[Entries with figure data]
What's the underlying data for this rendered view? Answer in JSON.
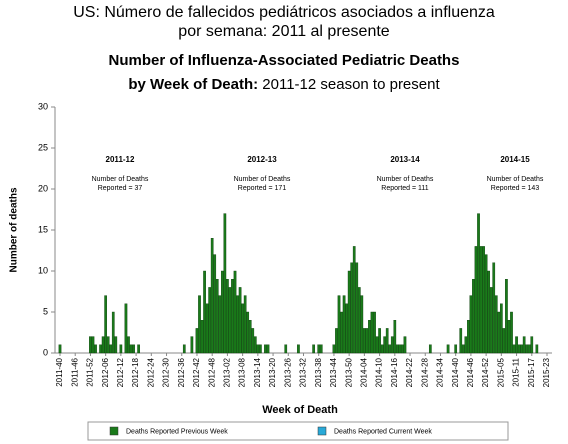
{
  "chart_data": {
    "type": "bar",
    "title_lines": [
      "US: Número de fallecidos pediátricos asociados a influenza",
      "por semana: 2011 al presente"
    ],
    "title": "Number of Influenza-Associated Pediatric Deaths",
    "subtitle_bold": "by Week of Death:",
    "subtitle": "2011-12 season to present",
    "y_label": "Number of deaths",
    "x_label": "Week of Death",
    "ylim": [
      0,
      30
    ],
    "yticks": [
      0,
      5,
      10,
      15,
      20,
      25,
      30
    ],
    "categories": [
      "2011-40",
      null,
      null,
      null,
      null,
      null,
      "2011-46",
      null,
      null,
      null,
      null,
      null,
      "2011-52",
      null,
      null,
      null,
      null,
      null,
      "2012-06",
      null,
      null,
      null,
      null,
      null,
      "2012-12",
      null,
      null,
      null,
      null,
      null,
      "2012-18",
      null,
      null,
      null,
      null,
      null,
      "2012-24",
      null,
      null,
      null,
      null,
      null,
      "2012-30",
      null,
      null,
      null,
      null,
      null,
      "2012-36",
      null,
      null,
      null,
      null,
      null,
      "2012-42",
      null,
      null,
      null,
      null,
      null,
      "2012-48",
      null,
      null,
      null,
      null,
      null,
      "2013-02",
      null,
      null,
      null,
      null,
      null,
      "2013-08",
      null,
      null,
      null,
      null,
      null,
      "2013-14",
      null,
      null,
      null,
      null,
      null,
      "2013-20",
      null,
      null,
      null,
      null,
      null,
      "2013-26",
      null,
      null,
      null,
      null,
      null,
      "2013-32",
      null,
      null,
      null,
      null,
      null,
      "2013-38",
      null,
      null,
      null,
      null,
      null,
      "2013-44",
      null,
      null,
      null,
      null,
      null,
      "2013-50",
      null,
      null,
      null,
      null,
      null,
      "2014-04",
      null,
      null,
      null,
      null,
      null,
      "2014-10",
      null,
      null,
      null,
      null,
      null,
      "2014-16",
      null,
      null,
      null,
      null,
      null,
      "2014-22",
      null,
      null,
      null,
      null,
      null,
      "2014-28",
      null,
      null,
      null,
      null,
      null,
      "2014-34",
      null,
      null,
      null,
      null,
      null,
      "2014-40",
      null,
      null,
      null,
      null,
      null,
      "2014-46",
      null,
      null,
      null,
      null,
      null,
      "2014-52",
      null,
      null,
      null,
      null,
      null,
      "2015-05",
      null,
      null,
      null,
      null,
      null,
      "2015-11",
      null,
      null,
      null,
      null,
      null,
      "2015-17",
      null,
      null,
      null,
      null,
      null,
      "2015-23"
    ],
    "series": [
      {
        "name": "Deaths Reported Previous Week",
        "color": "#1a7a1a",
        "values": [
          1,
          0,
          0,
          0,
          0,
          0,
          0,
          0,
          0,
          0,
          0,
          0,
          2,
          2,
          1,
          0,
          1,
          2,
          7,
          2,
          1,
          5,
          2,
          0,
          1,
          0,
          6,
          2,
          1,
          1,
          0,
          1,
          0,
          0,
          0,
          0,
          0,
          0,
          0,
          0,
          0,
          0,
          0,
          0,
          0,
          0,
          0,
          0,
          0,
          1,
          0,
          0,
          2,
          0,
          3,
          7,
          4,
          10,
          6,
          8,
          14,
          12,
          9,
          7,
          10,
          17,
          9,
          8,
          9,
          10,
          7,
          8,
          6,
          7,
          5,
          4,
          3,
          2,
          1,
          1,
          0,
          1,
          1,
          0,
          0,
          0,
          0,
          0,
          0,
          1,
          0,
          0,
          0,
          0,
          1,
          0,
          0,
          0,
          0,
          0,
          1,
          0,
          1,
          1,
          0,
          0,
          0,
          0,
          1,
          3,
          7,
          5,
          7,
          6,
          10,
          11,
          13,
          11,
          8,
          7,
          3,
          3,
          4,
          5,
          5,
          2,
          3,
          1,
          2,
          3,
          1,
          2,
          4,
          1,
          1,
          1,
          2,
          0,
          0,
          0,
          0,
          0,
          0,
          0,
          0,
          0,
          1,
          0,
          0,
          0,
          0,
          0,
          0,
          1,
          0,
          0,
          1,
          0,
          3,
          1,
          2,
          4,
          7,
          9,
          13,
          17,
          13,
          13,
          12,
          10,
          8,
          11,
          7,
          5,
          6,
          3,
          9,
          4,
          5,
          1,
          2,
          1,
          1,
          2,
          1,
          1,
          2,
          0,
          1,
          0,
          0,
          0,
          0
        ]
      },
      {
        "name": "Deaths Reported Current Week",
        "color": "#29a9d8",
        "values": [
          0,
          0,
          0,
          0,
          0,
          0,
          0,
          0,
          0,
          0,
          0,
          0,
          0,
          0,
          0,
          0,
          0,
          0,
          0,
          0,
          0,
          0,
          0,
          0,
          0,
          0,
          0,
          0,
          0,
          0,
          0,
          0,
          0,
          0,
          0,
          0,
          0,
          0,
          0,
          0,
          0,
          0,
          0,
          0,
          0,
          0,
          0,
          0,
          0,
          0,
          0,
          0,
          0,
          0,
          0,
          0,
          0,
          0,
          0,
          0,
          0,
          0,
          0,
          0,
          0,
          0,
          0,
          0,
          0,
          0,
          0,
          0,
          0,
          0,
          0,
          0,
          0,
          0,
          0,
          0,
          0,
          0,
          0,
          0,
          0,
          0,
          0,
          0,
          0,
          0,
          0,
          0,
          0,
          0,
          0,
          0,
          0,
          0,
          0,
          0,
          0,
          0,
          0,
          0,
          0,
          0,
          0,
          0,
          0,
          0,
          0,
          0,
          0,
          0,
          0,
          0,
          0,
          0,
          0,
          0,
          0,
          0,
          0,
          0,
          0,
          0,
          0,
          0,
          0,
          0,
          0,
          0,
          0,
          0,
          0,
          0,
          0,
          0,
          0,
          0,
          0,
          0,
          0,
          0,
          0,
          0,
          0,
          0,
          0,
          0,
          0,
          0,
          0,
          0,
          0,
          0,
          0,
          0,
          0,
          0,
          0,
          0,
          0,
          0,
          0,
          0,
          0,
          0,
          0,
          0,
          0,
          0,
          0,
          0,
          0,
          0,
          0,
          0,
          0,
          0,
          0,
          0,
          0,
          0,
          0,
          0,
          0,
          0,
          0,
          0,
          0,
          0,
          0
        ]
      }
    ],
    "annotations": [
      {
        "title": "2011-12",
        "lines": [
          "Number of Deaths",
          "Reported = 37"
        ]
      },
      {
        "title": "2012-13",
        "lines": [
          "Number of Deaths",
          "Reported = 171"
        ]
      },
      {
        "title": "2013-14",
        "lines": [
          "Number of Deaths",
          "Reported = 111"
        ]
      },
      {
        "title": "2014-15",
        "lines": [
          "Number of Deaths",
          "Reported = 143"
        ]
      }
    ]
  }
}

» Given problem
Provide the count, and nothing else, of lines in the data above where the word "Week" occurs.

» Exercise result
4